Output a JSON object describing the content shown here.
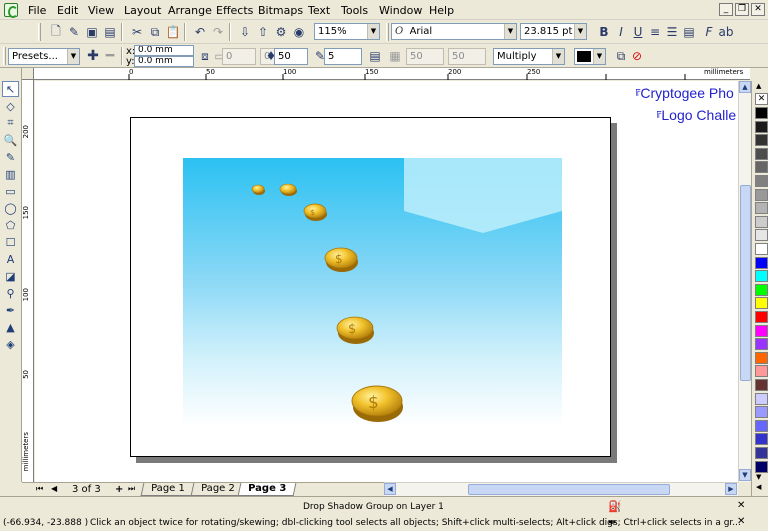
{
  "menu": [
    "File",
    "Edit",
    "View",
    "Layout",
    "Arrange",
    "Effects",
    "Bitmaps",
    "Text",
    "Tools",
    "Window",
    "Help"
  ],
  "toolbar": {
    "zoom": "115%",
    "font_name": "Arial",
    "font_size": "23.815 pt",
    "presets": "Presets...",
    "x_value": "0.0 mm",
    "y_value": "0.0 mm",
    "x_label": "x:",
    "y_label": "y:",
    "offset_a": "0",
    "offset_b": "0",
    "opacity": "50",
    "feather": "5",
    "fade_a": "50",
    "fade_b": "50",
    "blend_mode": "Multiply"
  },
  "ruler": {
    "h_ticks": [
      "0",
      "50",
      "100",
      "150",
      "200",
      "250"
    ],
    "h_units": "millimeters",
    "v_ticks": [
      "200",
      "150",
      "100",
      "50"
    ],
    "v_units": "millimeters"
  },
  "overlay_text": {
    "line1": "Cryptogee Pho",
    "line2": "Logo Challe"
  },
  "page_nav": {
    "counter": "3 of 3",
    "tabs": [
      "Page 1",
      "Page 2",
      "Page 3"
    ],
    "active_tab": "Page 3"
  },
  "status": {
    "object_info": "Drop Shadow Group on Layer 1",
    "coords": "(-66.934, -23.888 )",
    "hint": "Click an object twice for rotating/skewing; dbl-clicking tool selects all objects; Shift+click multi-selects; Alt+click digs; Ctrl+click selects in a gr..."
  },
  "palette_colors": [
    "#000000",
    "#1a1a1a",
    "#333333",
    "#4d4d4d",
    "#666666",
    "#808080",
    "#999999",
    "#b3b3b3",
    "#cccccc",
    "#e6e6e6",
    "#ffffff",
    "#0000ff",
    "#00ffff",
    "#00ff00",
    "#ffff00",
    "#ff0000",
    "#ff00ff",
    "#9933ff",
    "#ff6600",
    "#ff9999",
    "#663333",
    "#ccccff",
    "#9999ff",
    "#6666ff",
    "#3333cc",
    "#333399",
    "#000066"
  ],
  "icons": {
    "app": "corel-logo-icon",
    "close": "close-icon"
  }
}
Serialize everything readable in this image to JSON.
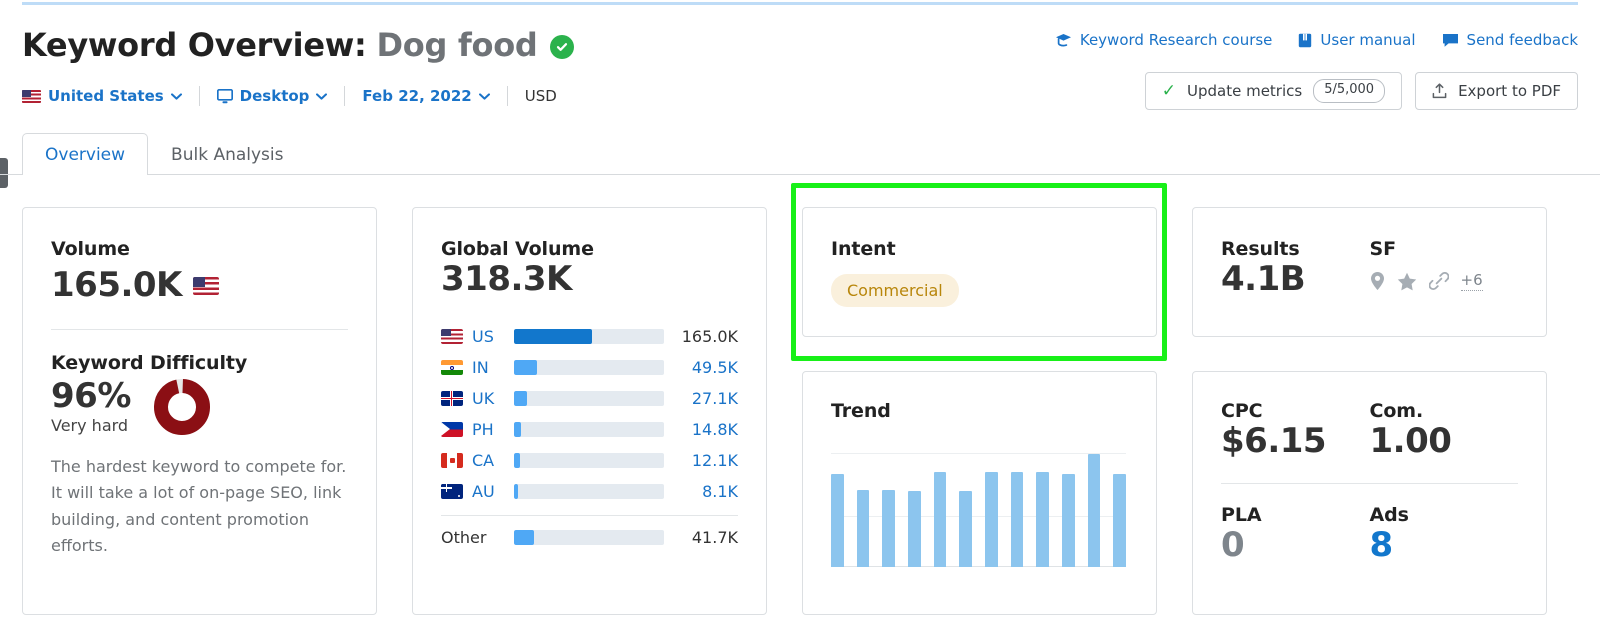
{
  "header": {
    "title_prefix": "Keyword Overview:",
    "keyword": "Dog food",
    "verified_icon": "check-circle-icon",
    "filters": [
      {
        "icon": "us-flag-icon",
        "label": "United States",
        "has_chevron": true
      },
      {
        "icon": "desktop-icon",
        "label": "Desktop",
        "has_chevron": true
      },
      {
        "icon": "",
        "label": "Feb 22, 2022",
        "has_chevron": true
      },
      {
        "icon": "",
        "label": "USD",
        "has_chevron": false
      }
    ],
    "links": [
      {
        "icon": "graduation-cap-icon",
        "label": "Keyword Research course"
      },
      {
        "icon": "book-icon",
        "label": "User manual"
      },
      {
        "icon": "speech-bubble-icon",
        "label": "Send feedback"
      }
    ],
    "buttons": {
      "update_metrics": {
        "icon": "check-icon",
        "label": "Update metrics",
        "pill": "5/5,000"
      },
      "export_pdf": {
        "icon": "upload-icon",
        "label": "Export to PDF"
      }
    }
  },
  "tabs": [
    {
      "label": "Overview",
      "active": true
    },
    {
      "label": "Bulk Analysis",
      "active": false
    }
  ],
  "cards": {
    "volume": {
      "label": "Volume",
      "value": "165.0K",
      "flag_icon": "us-flag-icon",
      "difficulty": {
        "label": "Keyword Difficulty",
        "percent": "96%",
        "percent_number": 96,
        "rating": "Very hard",
        "donut_color": "#8b0f14",
        "description": "The hardest keyword to compete for. It will take a lot of on-page SEO, link building, and content promotion efforts."
      }
    },
    "global_volume": {
      "label": "Global Volume",
      "value": "318.3K",
      "other_label": "Other"
    },
    "intent": {
      "label": "Intent",
      "badge": "Commercial",
      "badge_bg": "#faf0dc",
      "badge_color": "#b8860b",
      "highlight_color": "#18f018"
    },
    "results": {
      "label": "Results",
      "value": "4.1B",
      "sf_label": "SF",
      "sf_icons": [
        "map-pin-icon",
        "star-icon",
        "link-icon"
      ],
      "sf_more": "+6"
    },
    "trend": {
      "label": "Trend"
    },
    "cpc": {
      "cpc_label": "CPC",
      "cpc_value": "$6.15",
      "com_label": "Com.",
      "com_value": "1.00",
      "pla_label": "PLA",
      "pla_value": "0",
      "ads_label": "Ads",
      "ads_value": "8"
    }
  },
  "chart_data": [
    {
      "type": "bar",
      "title": "Global Volume",
      "orientation": "horizontal",
      "categories": [
        "US",
        "IN",
        "UK",
        "PH",
        "CA",
        "AU",
        "Other"
      ],
      "value_labels": [
        "165.0K",
        "49.5K",
        "27.1K",
        "14.8K",
        "12.1K",
        "8.1K",
        "41.7K"
      ],
      "values": [
        165000,
        49500,
        27100,
        14800,
        12100,
        8100,
        41700
      ],
      "max_scale": 318300,
      "bar_pct": [
        51.8,
        15.6,
        8.5,
        4.6,
        3.8,
        2.5,
        13.1
      ],
      "colors": [
        "#1277cc",
        "#4fa8f5",
        "#4fa8f5",
        "#4fa8f5",
        "#4fa8f5",
        "#4fa8f5",
        "#4fa8f5"
      ],
      "track_color": "#e4eaf0",
      "grid": false,
      "legend": "none",
      "total": "318.3K"
    },
    {
      "type": "bar",
      "title": "Trend",
      "categories": [
        "1",
        "2",
        "3",
        "4",
        "5",
        "6",
        "7",
        "8",
        "9",
        "10",
        "11",
        "12"
      ],
      "values": [
        76,
        63,
        63,
        62,
        77,
        62,
        77,
        77,
        77,
        76,
        92,
        76
      ],
      "ylim": [
        0,
        100
      ],
      "grid": true,
      "gridlines_pct": [
        92,
        41
      ],
      "bar_color": "#8cc5ee",
      "xlabel": "",
      "ylabel": "",
      "legend": "none"
    },
    {
      "type": "pie",
      "title": "Keyword Difficulty",
      "labels": [
        "Difficulty",
        "Remaining"
      ],
      "values": [
        96,
        4
      ],
      "colors": [
        "#8b0f14",
        "#e8e8e8"
      ],
      "center_label": "96%",
      "donut": true
    }
  ],
  "global_rows": [
    {
      "flag": "us-flag-icon",
      "code": "US",
      "bar_pct": 51.8,
      "value": "165.0K",
      "primary": true
    },
    {
      "flag": "in-flag-icon",
      "code": "IN",
      "bar_pct": 15.6,
      "value": "49.5K",
      "primary": false
    },
    {
      "flag": "uk-flag-icon",
      "code": "UK",
      "bar_pct": 8.5,
      "value": "27.1K",
      "primary": false
    },
    {
      "flag": "ph-flag-icon",
      "code": "PH",
      "bar_pct": 4.6,
      "value": "14.8K",
      "primary": false
    },
    {
      "flag": "ca-flag-icon",
      "code": "CA",
      "bar_pct": 3.8,
      "value": "12.1K",
      "primary": false
    },
    {
      "flag": "au-flag-icon",
      "code": "AU",
      "bar_pct": 2.5,
      "value": "8.1K",
      "primary": false
    }
  ],
  "global_other": {
    "code": "Other",
    "bar_pct": 13.1,
    "value": "41.7K"
  }
}
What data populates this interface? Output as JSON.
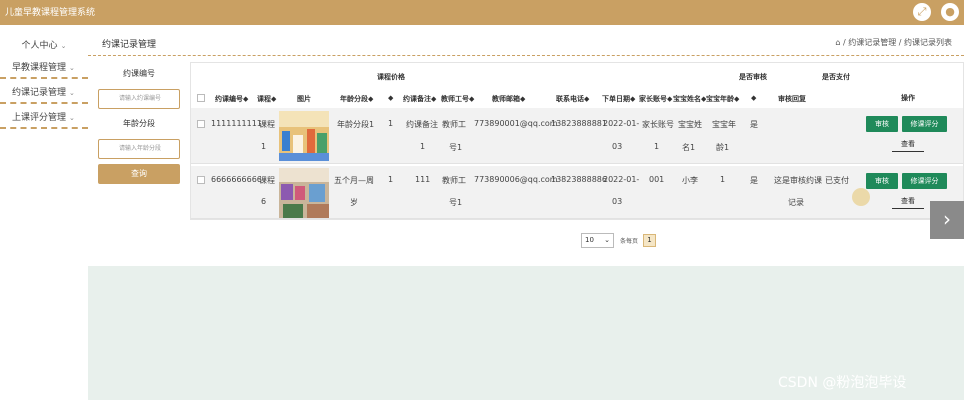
{
  "app": {
    "title": "儿童早教课程管理系统"
  },
  "top_icons": [
    "expand-icon",
    "user-icon"
  ],
  "sidebar": {
    "items": [
      {
        "label": "个人中心"
      },
      {
        "label": "早教课程管理"
      },
      {
        "label": "约课记录管理"
      },
      {
        "label": "上课评分管理"
      }
    ]
  },
  "page": {
    "title": "约课记录管理",
    "breadcrumb": "⌂ / 约课记录管理 / 约课记录列表"
  },
  "search": {
    "field1_label": "约课编号",
    "field1_placeholder": "请输入约课编号",
    "field2_label": "年龄分段",
    "field2_placeholder": "请输入年龄分段",
    "button_label": "查询"
  },
  "table": {
    "group_headers": [
      "课程价格",
      "是否审核",
      "是否支付",
      "操作"
    ],
    "headers": [
      "约课编号◆",
      "课程◆",
      "图片",
      "年龄分段◆",
      "◆",
      "约课备注◆",
      "教师工号◆",
      "教师邮箱◆",
      "联系电话◆",
      "下单日期◆",
      "家长账号◆",
      "宝宝姓名◆",
      "宝宝年龄◆",
      "◆",
      "审核回复"
    ],
    "rows": [
      {
        "id": "1111111111",
        "course_l1": "课程",
        "course_l2": "1",
        "age": "年龄分段1",
        "price": "1",
        "note_l1": "约课备注",
        "note_l2": "1",
        "teacher_l1": "教师工",
        "teacher_l2": "号1",
        "email": "773890001@qq.com",
        "phone": "13823888881",
        "date_l1": "2022-01-",
        "date_l2": "03",
        "parent_l1": "家长账号",
        "parent_l2": "1",
        "baby_l1": "宝宝姓",
        "baby_l2": "名1",
        "babyage_l1": "宝宝年",
        "babyage_l2": "龄1",
        "approved": "是",
        "reply_l1": "",
        "reply_l2": "",
        "paid": "",
        "btn_review": "审核",
        "btn_rate": "修课评分",
        "btn_view": "查看"
      },
      {
        "id": "6666666666",
        "course_l1": "课程",
        "course_l2": "6",
        "age": "五个月—周",
        "age_l2": "岁",
        "price": "1",
        "note_l1": "111",
        "note_l2": "",
        "teacher_l1": "教师工",
        "teacher_l2": "号1",
        "email": "773890006@qq.com",
        "phone": "13823888886",
        "date_l1": "2022-01-",
        "date_l2": "03",
        "parent_l1": "001",
        "parent_l2": "",
        "baby_l1": "小李",
        "baby_l2": "",
        "babyage_l1": "1",
        "babyage_l2": "",
        "approved": "是",
        "reply_l1": "这是审核约课",
        "reply_l2": "记录",
        "paid": "已支付",
        "btn_review": "审核",
        "btn_rate": "修课评分",
        "btn_view": "查看"
      }
    ]
  },
  "pagination": {
    "page_size": "10",
    "page_size_label": "条每页",
    "current_page": "1"
  },
  "next_arrow": "›",
  "watermark": "CSDN @粉泡泡毕设",
  "colors": {
    "brand": "#c9a063",
    "action": "#1f8a5a",
    "band": "#e8f0ec"
  }
}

• • • • •

* [EXERCISE AIM] Gather every line from the entries above where the word "true" appears, and copy them.

* [FULL SOLUTION]
        "has_chevron": true
        "has_chevron": true
        "has_chevron": true
      "active": true
      "grid": true,
      "donut": true
      "primary": true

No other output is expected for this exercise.